_SOURCE PASSAGE_
---
One response had something in it that kicked me back to something I periodically trot out and try to float, which also is timely now. As ideas are being offered to the Obama administration, how about it getting behind a revival of The Twilight Club? Throughout the last century, it was an enterprise where leaders of thought came together with the intention of countering the moral decline of society by bolstering spiritual and ethical awareness. It's o­ne of the great treasures of our history, and yet virtually no o­ne has heard of it. If I had clout, it's what I would try to launch. If anyone has the power — and some of you o­n this list do — I would become your enthusiastic helper.

Here's some material that's been written about The Twilight Club:

Some of the members: Rudyard Kipling, Sir Arthur Conan Doyle, Charles Darwin, Ralph Waldo Emerson, Oliver Wendell Holmes, Walt Whitman, Edwin Markham, Mark Twain, Andrew Carnegie, Thomas J. Watson, Rudyard Kipling, Cornelius Vanderbilt, Theodore Roosevelt, Calvin Coolidge, Louis Tiffany, Walter Russell.

Their conviction was that world peace, harmony and unity would o­nly come about through the brotherhood of man. They were convinced that a person's moral creed could not remain as words and platitudes, but must be translated into action. Building o­n this idea, they formed The Poets' Code of Ethics, intended as a worldwide moral code that related strictly to how people acted towards each other, the ethical nature of the code being based o­n the concept of service to others and to the world…

Andrew Carnegie strongly advocated the necessity of spreading the seeds of culture, morality and ethics. He promised to endow millions for educational purposes-particularly through building libraries. He also organized the Authors' Club, providing a house o­n 34th Street in New York, entirely free of charge providing that each member of the club agreed to write something every year that had a direct bearing o­n and reference to the moral code of ethics.
 
Out of this visionary effort came the Scout movement. As their meetings were 'rotated' from house to house, they eventually named their group the Rotary Club, now the Rotary Club International, with millions of members all over the world devoted to service. Other service clubs followed, such as the Kiwanis and the Lions.

Others inspired by the Twilight Club vision, such as Edwin Markham and Sophie Irene Loeb, worked to bring about change in social conditions, such as the elimination of sweatshops, compulsory education and child labor laws. Eugene Grace, president of the Bethlehem Steel Company, and Adolph Ochs, owner of the New York Times, worked to establish advertising censorship. Thomas J. Watson and Walter Russell campaigned for the elimination of the caveat emptor practice of business, which eventually led to the establishment of the Better Business Bureaus.
---
_Data items_

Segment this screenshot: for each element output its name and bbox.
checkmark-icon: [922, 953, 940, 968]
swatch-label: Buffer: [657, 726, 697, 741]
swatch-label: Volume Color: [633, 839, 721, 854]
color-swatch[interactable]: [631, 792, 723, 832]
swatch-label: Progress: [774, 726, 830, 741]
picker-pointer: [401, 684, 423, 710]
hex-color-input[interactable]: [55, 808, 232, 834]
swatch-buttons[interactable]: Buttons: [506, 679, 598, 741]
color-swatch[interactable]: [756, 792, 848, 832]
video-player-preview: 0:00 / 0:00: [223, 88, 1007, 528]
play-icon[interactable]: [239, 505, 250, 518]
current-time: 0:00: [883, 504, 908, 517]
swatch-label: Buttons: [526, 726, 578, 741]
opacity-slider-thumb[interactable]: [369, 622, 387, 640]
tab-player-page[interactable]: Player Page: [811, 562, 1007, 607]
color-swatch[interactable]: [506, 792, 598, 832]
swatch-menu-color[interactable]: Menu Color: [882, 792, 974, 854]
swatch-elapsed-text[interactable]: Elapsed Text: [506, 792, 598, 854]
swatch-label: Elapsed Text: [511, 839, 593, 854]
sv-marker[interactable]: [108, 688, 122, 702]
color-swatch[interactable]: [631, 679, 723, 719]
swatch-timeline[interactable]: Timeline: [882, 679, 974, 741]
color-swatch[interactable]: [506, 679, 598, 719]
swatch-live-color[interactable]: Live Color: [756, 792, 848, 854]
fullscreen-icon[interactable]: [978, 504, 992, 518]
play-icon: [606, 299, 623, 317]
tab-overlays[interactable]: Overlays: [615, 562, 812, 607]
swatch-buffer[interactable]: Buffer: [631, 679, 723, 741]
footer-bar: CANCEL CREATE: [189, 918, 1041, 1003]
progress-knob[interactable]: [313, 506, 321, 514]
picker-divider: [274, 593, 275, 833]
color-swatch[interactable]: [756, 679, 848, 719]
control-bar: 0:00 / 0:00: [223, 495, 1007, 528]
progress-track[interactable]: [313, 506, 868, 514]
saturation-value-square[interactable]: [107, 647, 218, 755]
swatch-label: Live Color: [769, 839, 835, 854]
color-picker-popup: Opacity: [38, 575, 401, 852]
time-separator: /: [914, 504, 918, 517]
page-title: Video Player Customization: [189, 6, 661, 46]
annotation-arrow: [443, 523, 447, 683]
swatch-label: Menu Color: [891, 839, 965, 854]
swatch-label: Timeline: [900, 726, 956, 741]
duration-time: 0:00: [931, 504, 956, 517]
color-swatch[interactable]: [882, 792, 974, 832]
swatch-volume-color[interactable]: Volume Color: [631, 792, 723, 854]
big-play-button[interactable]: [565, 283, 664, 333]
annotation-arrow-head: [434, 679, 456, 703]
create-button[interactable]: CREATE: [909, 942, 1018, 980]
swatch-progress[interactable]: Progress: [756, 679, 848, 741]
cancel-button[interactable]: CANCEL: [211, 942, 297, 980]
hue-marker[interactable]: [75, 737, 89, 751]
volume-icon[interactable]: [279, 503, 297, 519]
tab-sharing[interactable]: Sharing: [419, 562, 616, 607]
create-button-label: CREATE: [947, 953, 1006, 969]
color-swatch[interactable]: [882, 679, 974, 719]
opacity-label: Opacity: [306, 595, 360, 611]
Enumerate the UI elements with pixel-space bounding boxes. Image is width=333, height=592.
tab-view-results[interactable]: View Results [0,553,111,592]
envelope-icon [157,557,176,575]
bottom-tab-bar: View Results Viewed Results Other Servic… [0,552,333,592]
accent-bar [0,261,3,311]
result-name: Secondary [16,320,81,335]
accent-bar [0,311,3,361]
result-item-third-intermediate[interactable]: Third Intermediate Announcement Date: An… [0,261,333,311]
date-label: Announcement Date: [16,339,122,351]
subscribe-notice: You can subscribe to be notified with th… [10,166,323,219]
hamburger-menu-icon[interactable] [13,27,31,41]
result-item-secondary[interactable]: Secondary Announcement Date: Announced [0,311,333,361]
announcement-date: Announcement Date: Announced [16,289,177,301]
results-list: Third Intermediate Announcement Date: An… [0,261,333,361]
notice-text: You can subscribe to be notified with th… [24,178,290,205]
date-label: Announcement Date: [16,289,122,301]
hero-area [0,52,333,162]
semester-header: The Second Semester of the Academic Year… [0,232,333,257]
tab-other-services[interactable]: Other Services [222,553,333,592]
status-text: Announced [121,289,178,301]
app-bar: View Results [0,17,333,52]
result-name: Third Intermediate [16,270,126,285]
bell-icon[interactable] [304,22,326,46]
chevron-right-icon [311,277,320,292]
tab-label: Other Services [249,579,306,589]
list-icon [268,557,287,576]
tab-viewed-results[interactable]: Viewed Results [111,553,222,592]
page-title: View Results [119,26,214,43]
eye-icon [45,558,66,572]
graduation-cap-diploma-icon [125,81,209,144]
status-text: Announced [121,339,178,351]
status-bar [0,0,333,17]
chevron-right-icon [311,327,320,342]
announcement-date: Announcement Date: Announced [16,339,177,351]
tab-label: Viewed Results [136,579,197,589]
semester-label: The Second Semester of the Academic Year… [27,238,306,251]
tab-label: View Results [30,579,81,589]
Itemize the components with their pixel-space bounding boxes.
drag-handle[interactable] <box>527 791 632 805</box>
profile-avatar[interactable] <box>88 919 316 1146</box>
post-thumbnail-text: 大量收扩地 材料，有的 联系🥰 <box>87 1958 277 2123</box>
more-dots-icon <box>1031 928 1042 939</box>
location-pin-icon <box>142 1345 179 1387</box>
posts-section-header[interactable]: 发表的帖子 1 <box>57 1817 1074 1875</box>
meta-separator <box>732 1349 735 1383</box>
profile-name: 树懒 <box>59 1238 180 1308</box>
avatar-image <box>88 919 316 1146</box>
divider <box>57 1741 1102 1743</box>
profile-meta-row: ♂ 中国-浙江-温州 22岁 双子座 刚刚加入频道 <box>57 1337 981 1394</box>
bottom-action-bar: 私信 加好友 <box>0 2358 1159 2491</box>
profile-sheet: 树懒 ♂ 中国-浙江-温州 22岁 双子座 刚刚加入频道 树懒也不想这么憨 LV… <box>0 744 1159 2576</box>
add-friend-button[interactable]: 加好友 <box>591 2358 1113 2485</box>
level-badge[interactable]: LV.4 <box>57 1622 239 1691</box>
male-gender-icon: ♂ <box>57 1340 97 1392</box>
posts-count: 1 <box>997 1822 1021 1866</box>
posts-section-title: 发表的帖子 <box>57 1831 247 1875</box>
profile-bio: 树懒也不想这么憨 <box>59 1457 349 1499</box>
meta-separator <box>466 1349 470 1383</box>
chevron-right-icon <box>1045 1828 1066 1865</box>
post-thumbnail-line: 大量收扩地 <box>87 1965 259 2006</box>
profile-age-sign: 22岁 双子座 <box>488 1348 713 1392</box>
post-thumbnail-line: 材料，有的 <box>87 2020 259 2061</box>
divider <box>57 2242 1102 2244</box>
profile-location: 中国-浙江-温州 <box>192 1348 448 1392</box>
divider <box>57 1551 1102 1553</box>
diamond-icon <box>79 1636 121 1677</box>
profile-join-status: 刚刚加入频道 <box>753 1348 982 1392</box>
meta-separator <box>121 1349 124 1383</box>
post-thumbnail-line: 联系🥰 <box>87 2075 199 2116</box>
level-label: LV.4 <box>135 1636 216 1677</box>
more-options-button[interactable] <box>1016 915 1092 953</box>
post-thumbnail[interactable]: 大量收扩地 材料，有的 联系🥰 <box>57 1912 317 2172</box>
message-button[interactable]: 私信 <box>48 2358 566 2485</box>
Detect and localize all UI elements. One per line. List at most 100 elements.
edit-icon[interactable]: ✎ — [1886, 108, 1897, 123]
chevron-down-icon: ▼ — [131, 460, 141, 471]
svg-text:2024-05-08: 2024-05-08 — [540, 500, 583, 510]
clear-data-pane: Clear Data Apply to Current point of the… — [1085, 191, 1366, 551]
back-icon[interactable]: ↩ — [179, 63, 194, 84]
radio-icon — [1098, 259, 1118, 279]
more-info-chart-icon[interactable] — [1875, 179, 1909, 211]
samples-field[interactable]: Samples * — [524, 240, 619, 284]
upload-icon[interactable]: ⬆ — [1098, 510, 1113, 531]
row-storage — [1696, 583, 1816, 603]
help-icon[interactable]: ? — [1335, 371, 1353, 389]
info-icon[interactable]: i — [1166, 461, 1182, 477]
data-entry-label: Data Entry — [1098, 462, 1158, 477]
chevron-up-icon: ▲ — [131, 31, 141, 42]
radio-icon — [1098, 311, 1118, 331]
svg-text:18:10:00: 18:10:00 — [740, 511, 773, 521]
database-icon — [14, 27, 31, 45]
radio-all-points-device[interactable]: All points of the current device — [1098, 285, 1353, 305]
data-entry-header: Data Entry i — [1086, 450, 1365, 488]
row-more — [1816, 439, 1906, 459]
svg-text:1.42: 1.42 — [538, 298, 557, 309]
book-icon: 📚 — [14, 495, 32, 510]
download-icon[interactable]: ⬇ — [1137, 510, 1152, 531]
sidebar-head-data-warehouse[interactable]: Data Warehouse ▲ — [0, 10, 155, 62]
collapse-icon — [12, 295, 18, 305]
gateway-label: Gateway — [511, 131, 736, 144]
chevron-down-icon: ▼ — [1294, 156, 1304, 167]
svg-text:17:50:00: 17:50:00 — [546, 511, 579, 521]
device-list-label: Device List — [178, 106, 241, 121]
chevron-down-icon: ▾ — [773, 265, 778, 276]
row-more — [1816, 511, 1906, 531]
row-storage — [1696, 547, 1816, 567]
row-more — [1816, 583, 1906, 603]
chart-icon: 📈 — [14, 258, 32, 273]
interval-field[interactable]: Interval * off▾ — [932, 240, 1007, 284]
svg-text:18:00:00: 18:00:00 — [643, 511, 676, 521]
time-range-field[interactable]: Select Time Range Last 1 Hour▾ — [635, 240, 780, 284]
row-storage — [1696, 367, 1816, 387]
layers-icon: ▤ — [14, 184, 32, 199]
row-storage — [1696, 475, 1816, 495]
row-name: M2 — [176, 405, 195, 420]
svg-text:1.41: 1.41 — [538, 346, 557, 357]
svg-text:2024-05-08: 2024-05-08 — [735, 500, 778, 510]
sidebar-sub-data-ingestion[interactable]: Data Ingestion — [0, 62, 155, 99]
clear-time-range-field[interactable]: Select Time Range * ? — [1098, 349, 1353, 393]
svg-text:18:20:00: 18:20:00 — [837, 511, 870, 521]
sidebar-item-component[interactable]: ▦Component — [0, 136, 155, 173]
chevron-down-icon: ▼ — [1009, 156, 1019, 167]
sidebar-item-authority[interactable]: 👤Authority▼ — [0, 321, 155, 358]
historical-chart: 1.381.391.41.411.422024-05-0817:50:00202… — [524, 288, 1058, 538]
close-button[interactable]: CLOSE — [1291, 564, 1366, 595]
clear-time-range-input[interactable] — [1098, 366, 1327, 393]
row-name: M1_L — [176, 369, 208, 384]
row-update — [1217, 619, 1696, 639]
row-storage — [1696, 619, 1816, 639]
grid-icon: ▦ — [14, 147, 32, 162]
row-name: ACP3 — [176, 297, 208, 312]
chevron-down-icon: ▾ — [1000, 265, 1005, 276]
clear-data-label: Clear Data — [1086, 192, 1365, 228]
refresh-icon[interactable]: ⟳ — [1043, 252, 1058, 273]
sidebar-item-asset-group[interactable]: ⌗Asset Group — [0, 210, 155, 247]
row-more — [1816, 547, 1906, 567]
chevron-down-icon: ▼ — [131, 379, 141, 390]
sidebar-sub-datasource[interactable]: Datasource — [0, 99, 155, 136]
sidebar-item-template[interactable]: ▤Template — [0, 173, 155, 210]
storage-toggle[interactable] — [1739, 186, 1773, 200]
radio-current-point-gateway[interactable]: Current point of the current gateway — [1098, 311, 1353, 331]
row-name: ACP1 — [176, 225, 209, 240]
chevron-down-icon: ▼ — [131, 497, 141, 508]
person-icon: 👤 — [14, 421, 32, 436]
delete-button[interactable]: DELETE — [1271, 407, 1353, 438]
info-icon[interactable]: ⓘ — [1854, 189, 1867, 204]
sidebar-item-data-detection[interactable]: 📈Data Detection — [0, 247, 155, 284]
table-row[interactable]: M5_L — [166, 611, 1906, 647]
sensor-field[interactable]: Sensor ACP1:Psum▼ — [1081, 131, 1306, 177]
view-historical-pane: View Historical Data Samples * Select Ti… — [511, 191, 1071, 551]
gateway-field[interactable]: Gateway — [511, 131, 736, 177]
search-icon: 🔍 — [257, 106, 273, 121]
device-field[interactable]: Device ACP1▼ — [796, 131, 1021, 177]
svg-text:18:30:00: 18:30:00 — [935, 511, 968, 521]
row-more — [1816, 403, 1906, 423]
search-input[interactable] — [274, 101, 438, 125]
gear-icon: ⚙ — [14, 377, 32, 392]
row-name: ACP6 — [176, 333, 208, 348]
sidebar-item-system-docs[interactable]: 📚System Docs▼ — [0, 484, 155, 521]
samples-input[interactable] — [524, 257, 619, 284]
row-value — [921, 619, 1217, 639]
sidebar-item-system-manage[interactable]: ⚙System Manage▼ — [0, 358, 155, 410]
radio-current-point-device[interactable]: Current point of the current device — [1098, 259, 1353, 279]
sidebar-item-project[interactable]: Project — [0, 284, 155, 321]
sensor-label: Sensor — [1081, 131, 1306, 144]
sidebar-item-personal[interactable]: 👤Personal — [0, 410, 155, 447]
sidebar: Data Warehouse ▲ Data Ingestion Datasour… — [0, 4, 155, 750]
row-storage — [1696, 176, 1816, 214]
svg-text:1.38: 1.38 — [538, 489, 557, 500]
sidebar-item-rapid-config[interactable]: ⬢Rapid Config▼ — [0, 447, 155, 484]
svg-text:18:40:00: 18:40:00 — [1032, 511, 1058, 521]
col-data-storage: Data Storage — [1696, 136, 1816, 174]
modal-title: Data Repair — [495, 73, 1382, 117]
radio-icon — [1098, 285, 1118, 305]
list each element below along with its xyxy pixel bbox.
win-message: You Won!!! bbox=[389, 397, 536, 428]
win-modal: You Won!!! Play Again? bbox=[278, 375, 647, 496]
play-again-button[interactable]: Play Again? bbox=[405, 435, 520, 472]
---
_REQUIRED ACTION 1_
Answer these from the Twilight Club passage:
(a) On what street was the house provided for the Authors' Club?
(b) What name did the group take because its meetings were rotated from house to house?
(c) Which two people campaigned for the elimination of the caveat emptor practice of business?
_REQUIRED ACTION 2_
Rewrite the Twilight Club passage starting at "One response had" and ending at "your enthusiastic helper.", swapping "clout" for "influence".
_REQUIRED ACTION 3_
Write the next part of the Twilight Club passage, starting after its final sentence.

_WRITTEN ANSWER 1_
(a) 34th Street in New York
(b) The Rotary Club
(c) Thomas J. Watson and Walter Russell

_WRITTEN ANSWER 2_
One response had something in it that kicked me back to something I periodically trot out and try to float, which also is timely now. As ideas are being offered to the Obama administration, how about it getting behind a revival of The Twilight Club? Throughout the last century, it was an enterprise where leaders of thought came together with the intention of countering the moral decline of society by bolstering spiritual and ethical awareness. It's o­ne of the great treasures of our history, and yet virtually no o­ne has heard of it. If I had influence, it's what I would try to launch. If anyone has the power — and some of you o­n this list do — I would become your enthusiastic helper.

_WRITTEN ANSWER 3_
After the war years, Thomas J. Watson, head of International Business Machines, became inspired by the ideals of the ethical movement organized by Herbert Spencer, wanting the business world to practice these principles. He offered to pay all expenses necessary for the club activities. He, Walter Russell and Edwin Markham decided to stress culture as well as ethics, since culture stems from the arts, for World War o­ne had caused a drop in cultural growth and patronage of the arts. They decided to call this extension of the Twilight Club, The Society of Arts and Science. Taking leadership, Thomas J. Watson and Walter Russell-who lectured for twelve years to IBM employees o­n better business practices-worked with others, such as Francis Sisson, from the banking, business and legal world, to uplift the standards of industry, law and justice.

From: Jeffrey Glover [jsg365@hotmail.com]

Wonderful info – who knew? You did & thanks for sharing it – what a good idea…I would attend if and when!

From: Barbara Marx Hubbard [bmh@evolve.org]

The Twilight Club is a great idea!

From: Monica Roleff [monr@smartchat.net.au]

Fantastic, Suzanne, totally agree. I hope somebody gets behind it. Great stuff, that group of wise folks.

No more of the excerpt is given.